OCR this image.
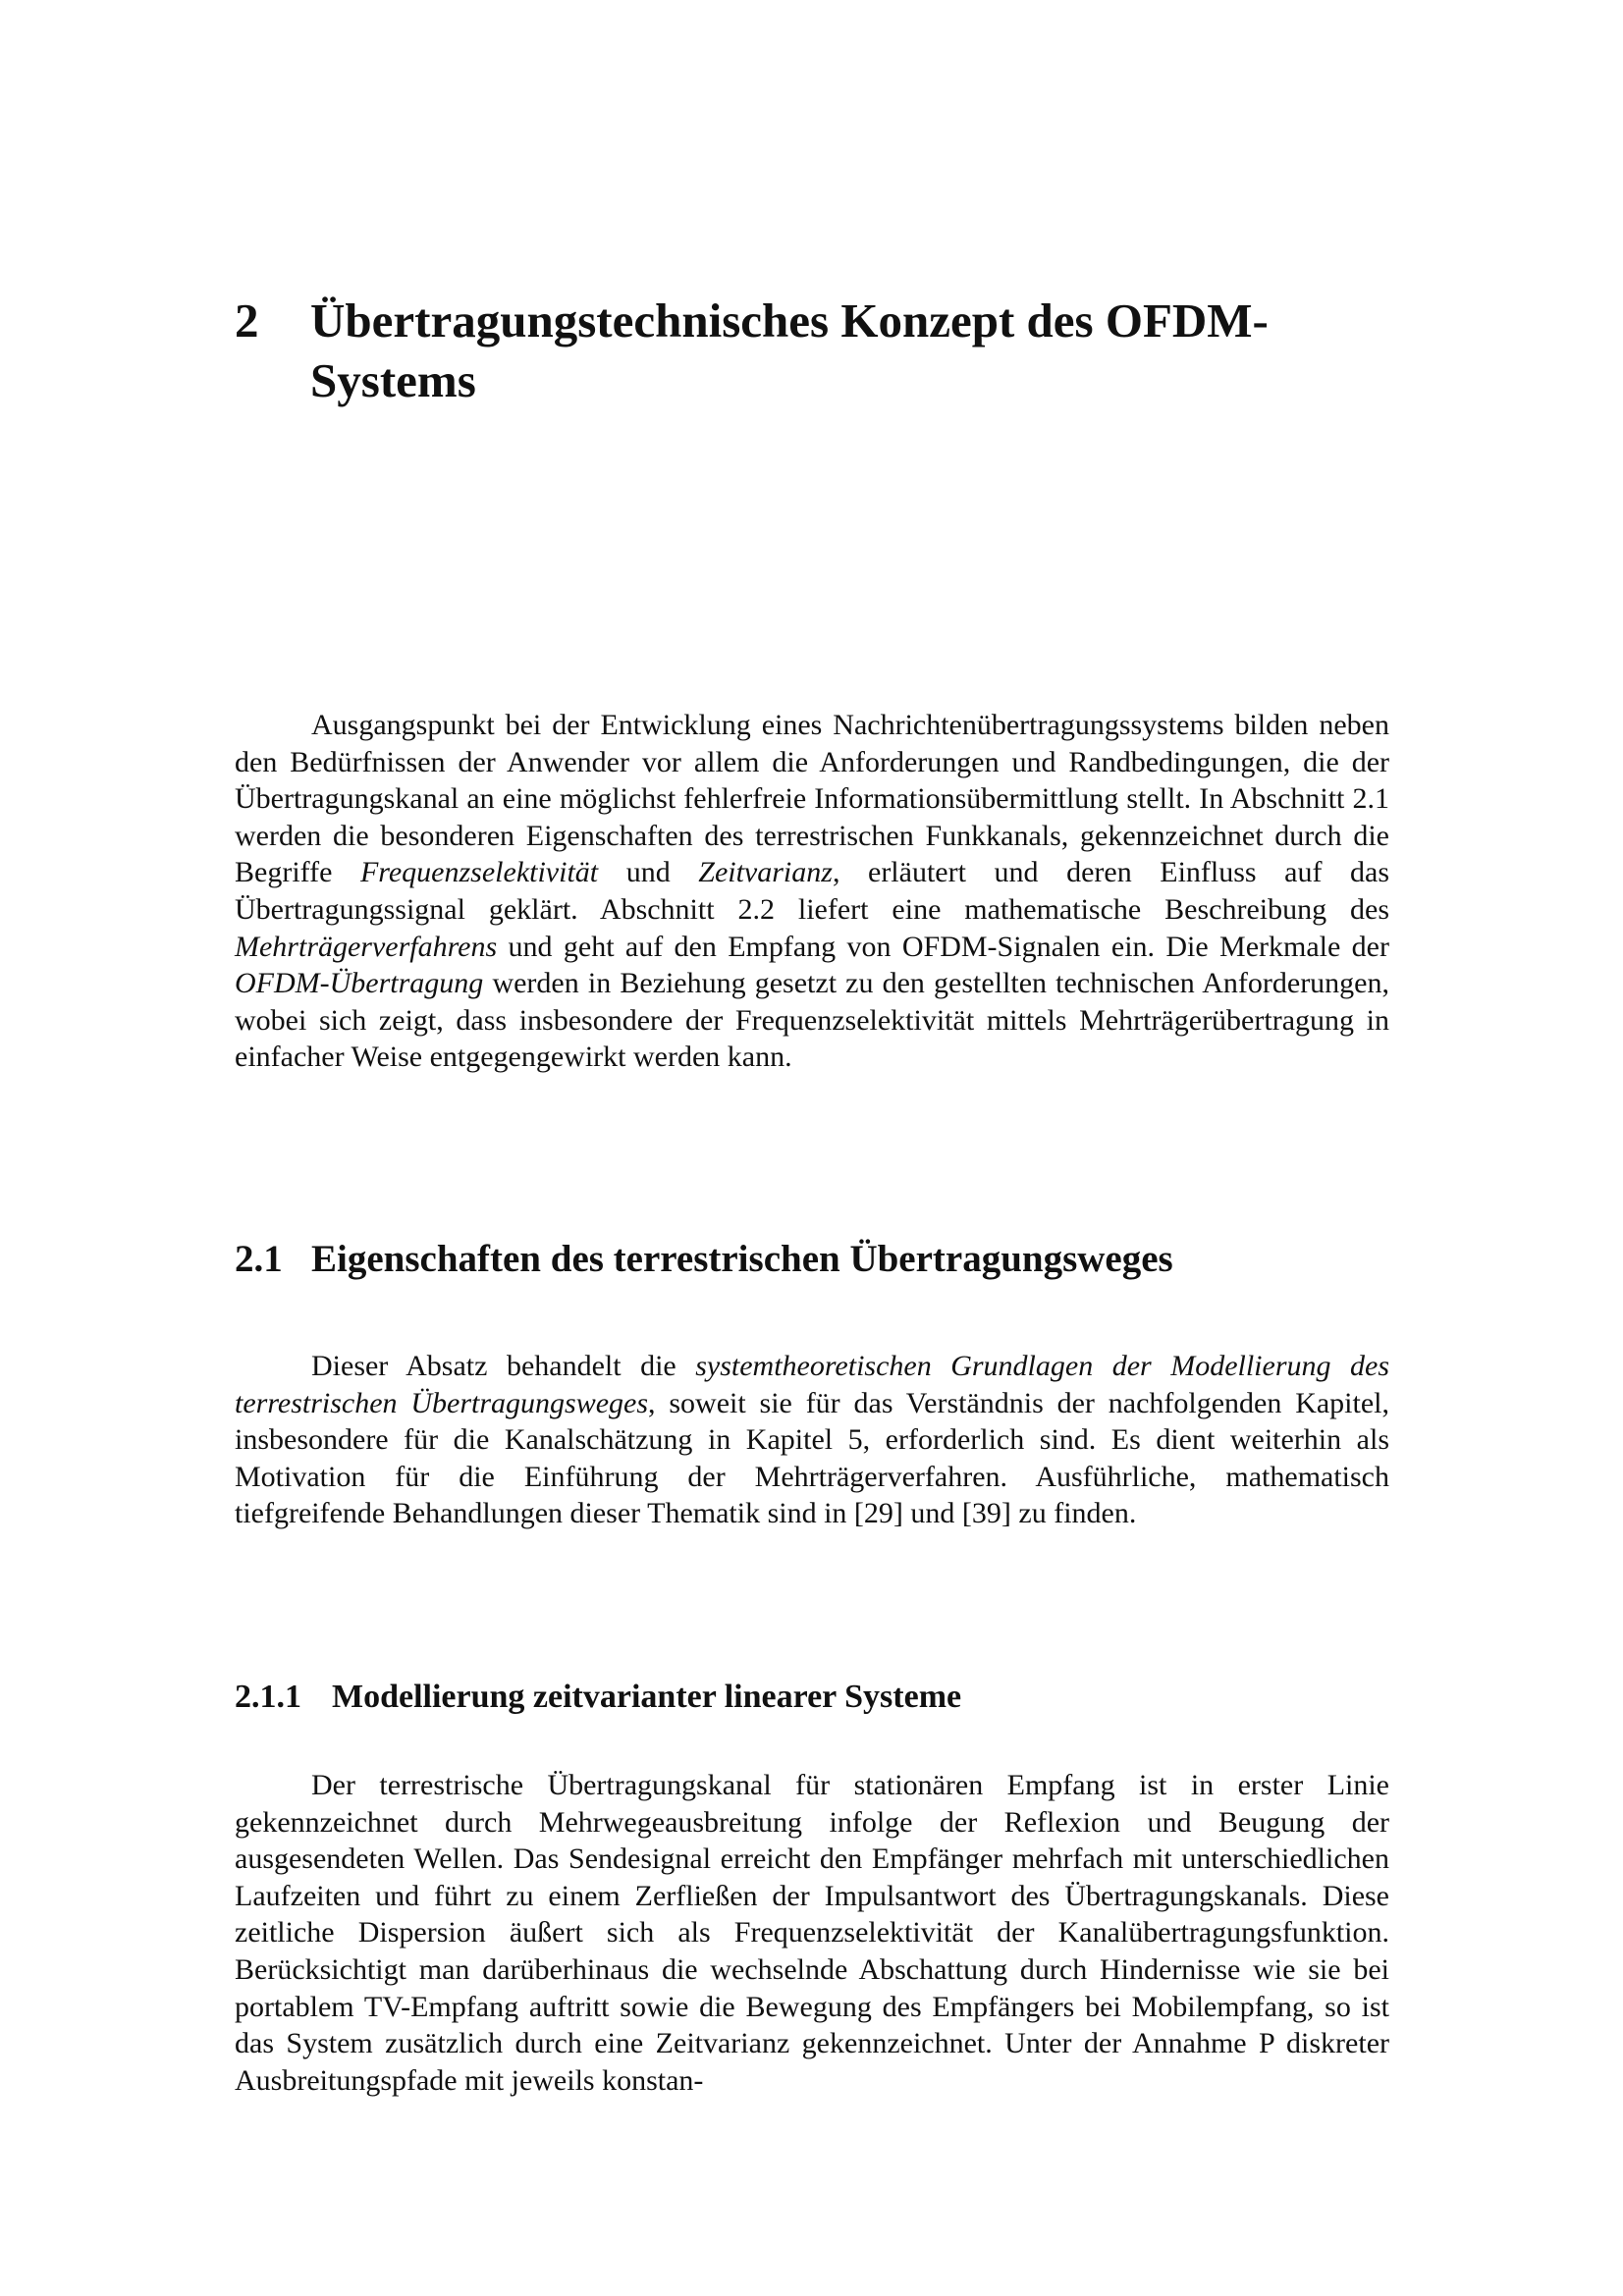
2	Übertragungstechnisches Konzept des OFDM-Systems

Ausgangspunkt bei der Entwicklung eines Nachrichtenübertragungssystems bilden neben den Bedürfnissen der Anwender vor allem die Anforderungen und Randbedingungen, die der Übertragungskanal an eine möglichst fehlerfreie Informationsübermittlung stellt. In Abschnitt 2.1 werden die besonderen Eigenschaften des terrestrischen Funkkanals, gekennzeichnet durch die Begriffe Frequenzselektivität und Zeitvarianz, erläutert und deren Einfluss auf das Übertragungssignal geklärt. Abschnitt 2.2 liefert eine mathematische Beschreibung des Mehrträgerverfahrens und geht auf den Empfang von OFDM-Signalen ein. Die Merkmale der OFDM-Übertragung werden in Beziehung gesetzt zu den gestellten technischen Anforderungen, wobei sich zeigt, dass insbesondere der Frequenzselektivität mittels Mehrträgerübertragung in einfacher Weise entgegengewirkt werden kann.

2.1 Eigenschaften des terrestrischen Übertragungsweges

Dieser Absatz behandelt die systemtheoretischen Grundlagen der Modellierung des terrestrischen Übertragungsweges, soweit sie für das Verständnis der nachfolgenden Kapitel, insbesondere für die Kanalschätzung in Kapitel 5, erforderlich sind. Es dient weiterhin als Motivation für die Einführung der Mehrträgerverfahren. Ausführliche, mathematisch tiefgreifende Behandlungen dieser Thematik sind in [29] und [39] zu finden.

2.1.1 Modellierung zeitvarianter linearer Systeme

Der terrestrische Übertragungskanal für stationären Empfang ist in erster Linie gekennzeichnet durch Mehrwegeausbreitung infolge der Reflexion und Beugung der ausgesendeten Wellen. Das Sendesignal erreicht den Empfänger mehrfach mit unterschiedlichen Laufzeiten und führt zu einem Zerfließen der Impulsantwort des Übertragungskanals. Diese zeitliche Dispersion äußert sich als Frequenzselektivität der Kanalübertragungsfunktion. Berücksichtigt man darüberhinaus die wechselnde Abschattung durch Hindernisse wie sie bei portablem TV-Empfang auftritt sowie die Bewegung des Empfängers bei Mobilempfang, so ist das System zusätzlich durch eine Zeitvarianz gekennzeichnet. Unter der Annahme P diskreter Ausbreitungspfade mit jeweils konstan-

*-*-*

### Work to complete
Reproduce each line exactly as it appears, omitting the pictures.

### Solution below
OCR this image.
2	Übertragungstechnisches Konzept des OFDM-Systems

Ausgangspunkt bei der Entwicklung eines Nachrichtenübertragungssystems bilden neben den Bedürfnissen der Anwender vor allem die Anforderungen und Randbedingungen, die der Übertragungskanal an eine möglichst fehlerfreie Informationsübermittlung stellt. In Abschnitt 2.1 werden die besonderen Eigenschaften des terrestrischen Funkkanals, gekennzeichnet durch die Begriffe Frequenzselektivität und Zeitvarianz, erläutert und deren Einfluss auf das Übertragungssignal geklärt. Abschnitt 2.2 liefert eine mathematische Beschreibung des Mehrträgerverfahrens und geht auf den Empfang von OFDM-Signalen ein. Die Merkmale der OFDM-Übertragung werden in Beziehung gesetzt zu den gestellten technischen Anforderungen, wobei sich zeigt, dass insbesondere der Frequenzselektivität mittels Mehrträgerübertragung in einfacher Weise entgegengewirkt werden kann.

2.1 Eigenschaften des terrestrischen Übertragungsweges

Dieser Absatz behandelt die systemtheoretischen Grundlagen der Modellierung des terrestrischen Übertragungsweges, soweit sie für das Verständnis der nachfolgenden Kapitel, insbesondere für die Kanalschätzung in Kapitel 5, erforderlich sind. Es dient weiterhin als Motivation für die Einführung der Mehrträgerverfahren. Ausführliche, mathematisch tiefgreifende Behandlungen dieser Thematik sind in [29] und [39] zu finden.

2.1.1 Modellierung zeitvarianter linearer Systeme

Der terrestrische Übertragungskanal für stationären Empfang ist in erster Linie gekennzeichnet durch Mehrwegeausbreitung infolge der Reflexion und Beugung der ausgesendeten Wellen. Das Sendesignal erreicht den Empfänger mehrfach mit unterschiedlichen Laufzeiten und führt zu einem Zerfließen der Impulsantwort des Übertragungskanals. Diese zeitliche Dispersion äußert sich als Frequenzselektivität der Kanalübertragungsfunktion. Berücksichtigt man darüberhinaus die wechselnde Abschattung durch Hindernisse wie sie bei portablem TV-Empfang auftritt sowie die Bewegung des Empfängers bei Mobilempfang, so ist das System zusätzlich durch eine Zeitvarianz gekennzeichnet. Unter der Annahme P diskreter Ausbreitungspfade mit jeweils konstan-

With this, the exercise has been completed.